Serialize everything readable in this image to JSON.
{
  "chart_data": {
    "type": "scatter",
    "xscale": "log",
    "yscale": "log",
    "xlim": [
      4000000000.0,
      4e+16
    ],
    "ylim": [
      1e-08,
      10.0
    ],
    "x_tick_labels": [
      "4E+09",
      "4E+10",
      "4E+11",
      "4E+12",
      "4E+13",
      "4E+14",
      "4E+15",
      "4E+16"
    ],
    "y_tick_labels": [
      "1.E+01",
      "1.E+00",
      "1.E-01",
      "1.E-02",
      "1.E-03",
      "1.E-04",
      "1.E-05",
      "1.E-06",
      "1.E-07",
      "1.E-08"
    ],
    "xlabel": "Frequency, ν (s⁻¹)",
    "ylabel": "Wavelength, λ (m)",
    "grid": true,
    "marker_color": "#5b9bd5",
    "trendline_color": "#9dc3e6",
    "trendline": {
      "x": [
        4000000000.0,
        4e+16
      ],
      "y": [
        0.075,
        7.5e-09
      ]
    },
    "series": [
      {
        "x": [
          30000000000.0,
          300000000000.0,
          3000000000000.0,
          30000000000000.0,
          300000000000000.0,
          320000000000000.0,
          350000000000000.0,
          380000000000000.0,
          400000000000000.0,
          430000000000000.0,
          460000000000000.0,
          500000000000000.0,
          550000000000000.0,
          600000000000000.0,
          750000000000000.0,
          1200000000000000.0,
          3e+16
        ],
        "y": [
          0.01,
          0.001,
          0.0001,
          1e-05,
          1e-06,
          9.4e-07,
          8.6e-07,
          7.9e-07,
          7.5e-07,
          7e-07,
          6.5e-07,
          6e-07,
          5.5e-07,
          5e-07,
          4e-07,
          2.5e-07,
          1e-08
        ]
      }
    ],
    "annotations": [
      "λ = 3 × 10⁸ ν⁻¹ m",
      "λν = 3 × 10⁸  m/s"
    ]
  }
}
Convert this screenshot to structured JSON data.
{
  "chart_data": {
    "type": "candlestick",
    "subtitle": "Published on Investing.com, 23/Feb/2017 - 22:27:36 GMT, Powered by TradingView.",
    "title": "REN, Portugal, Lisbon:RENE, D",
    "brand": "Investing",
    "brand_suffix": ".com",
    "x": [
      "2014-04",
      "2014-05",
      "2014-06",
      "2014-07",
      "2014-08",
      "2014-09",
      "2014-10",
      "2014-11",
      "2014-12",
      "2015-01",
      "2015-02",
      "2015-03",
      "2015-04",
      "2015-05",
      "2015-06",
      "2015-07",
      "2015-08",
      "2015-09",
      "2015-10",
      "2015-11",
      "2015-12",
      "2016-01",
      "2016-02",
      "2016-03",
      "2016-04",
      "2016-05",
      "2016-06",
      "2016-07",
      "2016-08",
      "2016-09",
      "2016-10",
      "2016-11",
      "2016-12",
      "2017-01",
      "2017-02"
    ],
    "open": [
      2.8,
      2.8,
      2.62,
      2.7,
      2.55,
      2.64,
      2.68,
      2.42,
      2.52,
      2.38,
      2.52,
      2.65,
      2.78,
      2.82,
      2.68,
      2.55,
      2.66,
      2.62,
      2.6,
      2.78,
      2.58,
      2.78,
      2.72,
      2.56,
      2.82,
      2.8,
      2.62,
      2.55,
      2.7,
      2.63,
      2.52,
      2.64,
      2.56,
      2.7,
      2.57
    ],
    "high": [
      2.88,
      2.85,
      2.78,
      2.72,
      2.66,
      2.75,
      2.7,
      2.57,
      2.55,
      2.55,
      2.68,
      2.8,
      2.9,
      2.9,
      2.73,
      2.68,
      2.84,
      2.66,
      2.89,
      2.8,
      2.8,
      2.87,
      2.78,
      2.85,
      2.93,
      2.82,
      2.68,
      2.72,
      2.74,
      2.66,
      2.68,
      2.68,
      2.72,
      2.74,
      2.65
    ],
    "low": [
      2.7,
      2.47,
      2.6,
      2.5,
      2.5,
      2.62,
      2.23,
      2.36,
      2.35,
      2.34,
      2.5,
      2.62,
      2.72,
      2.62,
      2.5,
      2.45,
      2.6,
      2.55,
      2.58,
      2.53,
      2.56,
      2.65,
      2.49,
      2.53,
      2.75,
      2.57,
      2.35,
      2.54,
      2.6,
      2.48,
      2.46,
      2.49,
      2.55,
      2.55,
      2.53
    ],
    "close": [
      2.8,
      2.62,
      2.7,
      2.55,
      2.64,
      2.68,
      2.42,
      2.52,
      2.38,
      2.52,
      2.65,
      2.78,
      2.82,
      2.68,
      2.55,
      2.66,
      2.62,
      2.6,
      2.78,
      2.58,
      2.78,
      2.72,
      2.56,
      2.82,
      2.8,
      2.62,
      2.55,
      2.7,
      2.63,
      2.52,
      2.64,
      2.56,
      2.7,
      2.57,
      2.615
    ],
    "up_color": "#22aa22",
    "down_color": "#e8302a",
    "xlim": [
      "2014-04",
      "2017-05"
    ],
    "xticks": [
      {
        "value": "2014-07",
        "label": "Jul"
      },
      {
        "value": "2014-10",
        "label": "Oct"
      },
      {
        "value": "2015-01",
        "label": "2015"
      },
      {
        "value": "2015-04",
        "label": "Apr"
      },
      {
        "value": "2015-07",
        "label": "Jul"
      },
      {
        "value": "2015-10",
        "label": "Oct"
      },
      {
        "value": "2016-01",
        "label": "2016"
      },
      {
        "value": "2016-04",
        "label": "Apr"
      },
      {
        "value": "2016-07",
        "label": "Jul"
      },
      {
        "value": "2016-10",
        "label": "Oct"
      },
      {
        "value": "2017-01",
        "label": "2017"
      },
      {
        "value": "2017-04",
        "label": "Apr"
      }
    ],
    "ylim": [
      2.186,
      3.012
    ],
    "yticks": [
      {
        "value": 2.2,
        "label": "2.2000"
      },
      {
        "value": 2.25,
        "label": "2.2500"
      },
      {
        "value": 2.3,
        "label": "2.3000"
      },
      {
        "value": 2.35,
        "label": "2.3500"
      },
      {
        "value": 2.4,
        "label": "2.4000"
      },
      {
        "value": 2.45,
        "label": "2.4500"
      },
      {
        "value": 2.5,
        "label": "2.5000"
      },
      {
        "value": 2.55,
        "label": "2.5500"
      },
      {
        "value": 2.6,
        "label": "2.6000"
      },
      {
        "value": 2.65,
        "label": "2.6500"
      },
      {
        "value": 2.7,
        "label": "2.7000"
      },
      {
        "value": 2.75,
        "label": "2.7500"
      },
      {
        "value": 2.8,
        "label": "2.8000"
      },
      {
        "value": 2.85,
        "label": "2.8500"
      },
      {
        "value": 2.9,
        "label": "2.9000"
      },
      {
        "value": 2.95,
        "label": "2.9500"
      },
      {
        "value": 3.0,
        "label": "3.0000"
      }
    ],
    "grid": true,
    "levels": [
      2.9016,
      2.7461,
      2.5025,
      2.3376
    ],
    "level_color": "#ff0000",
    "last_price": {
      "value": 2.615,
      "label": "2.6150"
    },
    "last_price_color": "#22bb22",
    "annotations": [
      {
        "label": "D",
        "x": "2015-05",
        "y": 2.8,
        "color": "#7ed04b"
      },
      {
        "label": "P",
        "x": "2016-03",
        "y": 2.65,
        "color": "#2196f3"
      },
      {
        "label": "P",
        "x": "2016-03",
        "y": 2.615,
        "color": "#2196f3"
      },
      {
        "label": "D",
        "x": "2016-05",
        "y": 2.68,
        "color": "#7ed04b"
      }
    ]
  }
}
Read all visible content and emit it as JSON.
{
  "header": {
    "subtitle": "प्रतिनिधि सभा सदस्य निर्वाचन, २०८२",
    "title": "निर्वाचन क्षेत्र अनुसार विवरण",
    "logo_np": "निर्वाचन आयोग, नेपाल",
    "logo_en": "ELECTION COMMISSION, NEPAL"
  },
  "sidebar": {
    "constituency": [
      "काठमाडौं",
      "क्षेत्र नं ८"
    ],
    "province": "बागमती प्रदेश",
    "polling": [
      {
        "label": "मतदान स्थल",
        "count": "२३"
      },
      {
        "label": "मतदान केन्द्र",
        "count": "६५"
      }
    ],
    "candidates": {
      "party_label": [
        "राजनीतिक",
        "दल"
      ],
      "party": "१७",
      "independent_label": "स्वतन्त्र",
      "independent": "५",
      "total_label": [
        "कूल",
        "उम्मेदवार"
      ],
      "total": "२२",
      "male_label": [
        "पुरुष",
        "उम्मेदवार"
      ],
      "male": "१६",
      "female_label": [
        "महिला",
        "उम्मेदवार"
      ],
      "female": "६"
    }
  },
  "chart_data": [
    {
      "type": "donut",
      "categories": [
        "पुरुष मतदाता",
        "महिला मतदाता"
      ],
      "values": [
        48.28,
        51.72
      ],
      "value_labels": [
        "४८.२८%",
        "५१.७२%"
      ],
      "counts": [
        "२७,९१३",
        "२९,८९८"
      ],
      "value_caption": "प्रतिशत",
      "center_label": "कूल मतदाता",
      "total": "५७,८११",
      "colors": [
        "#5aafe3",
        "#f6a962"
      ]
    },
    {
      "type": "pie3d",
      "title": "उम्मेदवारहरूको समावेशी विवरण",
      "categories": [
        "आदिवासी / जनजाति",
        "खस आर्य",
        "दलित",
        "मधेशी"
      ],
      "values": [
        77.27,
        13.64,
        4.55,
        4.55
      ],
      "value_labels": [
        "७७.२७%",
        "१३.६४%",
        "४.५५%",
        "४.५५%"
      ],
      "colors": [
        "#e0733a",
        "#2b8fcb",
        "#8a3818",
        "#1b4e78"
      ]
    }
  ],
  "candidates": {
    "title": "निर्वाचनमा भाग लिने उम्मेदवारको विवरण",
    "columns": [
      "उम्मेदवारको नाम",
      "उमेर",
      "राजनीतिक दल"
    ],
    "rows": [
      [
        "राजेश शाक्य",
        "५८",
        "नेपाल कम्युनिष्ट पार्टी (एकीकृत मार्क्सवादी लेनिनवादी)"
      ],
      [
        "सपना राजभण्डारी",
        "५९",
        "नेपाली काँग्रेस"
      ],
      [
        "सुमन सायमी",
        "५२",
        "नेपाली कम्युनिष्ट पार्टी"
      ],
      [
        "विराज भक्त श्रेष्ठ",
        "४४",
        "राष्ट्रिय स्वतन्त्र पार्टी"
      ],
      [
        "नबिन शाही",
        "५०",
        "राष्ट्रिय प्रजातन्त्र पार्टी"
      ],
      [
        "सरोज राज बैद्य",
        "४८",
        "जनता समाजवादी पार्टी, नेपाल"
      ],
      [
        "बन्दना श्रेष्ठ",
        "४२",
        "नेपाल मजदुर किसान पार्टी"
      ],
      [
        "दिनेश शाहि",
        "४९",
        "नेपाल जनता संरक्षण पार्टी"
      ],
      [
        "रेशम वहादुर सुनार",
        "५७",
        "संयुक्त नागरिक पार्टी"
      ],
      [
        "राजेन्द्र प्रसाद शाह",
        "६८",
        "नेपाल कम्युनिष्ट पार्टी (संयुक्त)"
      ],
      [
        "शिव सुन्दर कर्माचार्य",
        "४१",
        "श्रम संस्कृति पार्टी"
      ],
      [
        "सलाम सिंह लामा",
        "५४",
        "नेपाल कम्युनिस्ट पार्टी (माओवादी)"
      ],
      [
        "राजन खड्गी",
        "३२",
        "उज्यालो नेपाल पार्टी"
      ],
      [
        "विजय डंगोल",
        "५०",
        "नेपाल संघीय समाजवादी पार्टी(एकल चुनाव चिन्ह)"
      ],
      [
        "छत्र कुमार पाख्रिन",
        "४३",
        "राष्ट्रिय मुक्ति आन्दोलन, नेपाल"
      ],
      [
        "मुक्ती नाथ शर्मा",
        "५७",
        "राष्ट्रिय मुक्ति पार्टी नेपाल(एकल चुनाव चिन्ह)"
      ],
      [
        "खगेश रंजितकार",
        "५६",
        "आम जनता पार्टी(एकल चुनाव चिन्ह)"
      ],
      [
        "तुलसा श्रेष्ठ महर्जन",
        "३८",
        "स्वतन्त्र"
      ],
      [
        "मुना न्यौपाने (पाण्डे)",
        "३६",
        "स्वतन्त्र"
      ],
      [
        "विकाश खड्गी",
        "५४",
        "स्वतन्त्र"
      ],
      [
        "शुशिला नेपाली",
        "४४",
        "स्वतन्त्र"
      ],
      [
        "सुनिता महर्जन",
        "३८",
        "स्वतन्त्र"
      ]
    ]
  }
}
····················
Work to do
Search the records for the word "Investing" and copy every line where it occurs.

Result of this exercise
    "subtitle": "Published on Investing.com, 23/Feb/2017 - 22:27:36 GMT, Powered by TradingView.",
    "brand": "Investing",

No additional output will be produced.